Entries shown start
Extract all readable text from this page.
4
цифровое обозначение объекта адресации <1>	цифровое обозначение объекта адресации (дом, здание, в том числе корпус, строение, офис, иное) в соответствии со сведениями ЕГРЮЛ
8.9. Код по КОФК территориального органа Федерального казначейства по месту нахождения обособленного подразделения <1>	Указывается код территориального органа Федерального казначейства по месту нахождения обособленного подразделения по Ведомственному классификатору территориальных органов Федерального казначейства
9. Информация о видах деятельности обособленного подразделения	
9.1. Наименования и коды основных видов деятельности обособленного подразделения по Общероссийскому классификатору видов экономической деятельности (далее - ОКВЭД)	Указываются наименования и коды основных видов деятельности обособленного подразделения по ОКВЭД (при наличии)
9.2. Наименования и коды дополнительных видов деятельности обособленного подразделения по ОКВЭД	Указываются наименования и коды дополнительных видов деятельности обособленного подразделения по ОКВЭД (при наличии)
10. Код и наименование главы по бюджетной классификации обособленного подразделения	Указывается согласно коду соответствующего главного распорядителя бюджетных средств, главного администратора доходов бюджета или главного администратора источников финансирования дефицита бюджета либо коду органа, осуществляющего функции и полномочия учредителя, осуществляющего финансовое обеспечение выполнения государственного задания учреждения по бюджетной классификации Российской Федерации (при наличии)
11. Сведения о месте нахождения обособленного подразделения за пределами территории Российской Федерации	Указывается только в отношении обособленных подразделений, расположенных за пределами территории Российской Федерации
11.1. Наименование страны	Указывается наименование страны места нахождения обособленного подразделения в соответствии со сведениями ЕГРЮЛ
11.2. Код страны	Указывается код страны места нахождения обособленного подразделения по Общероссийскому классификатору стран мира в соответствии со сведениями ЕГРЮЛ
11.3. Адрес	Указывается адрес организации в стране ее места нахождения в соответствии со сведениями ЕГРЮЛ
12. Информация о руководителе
Entries shown end
### Required work
Scan the lines above for "Указываются", then copy every one that has it.

### Final result
9.1. Наименования и коды основных видов деятельности обособленного подразделения по Общероссийскому классификатору видов экономической деятельности (далее - ОКВЭД)	Указываются наименования и коды основных видов деятельности обособленного подразделения по ОКВЭД (при наличии)
9.2. Наименования и коды дополнительных видов деятельности обособленного подразделения по ОКВЭД	Указываются наименования и коды дополнительных видов деятельности обособленного подразделения по ОКВЭД (при наличии)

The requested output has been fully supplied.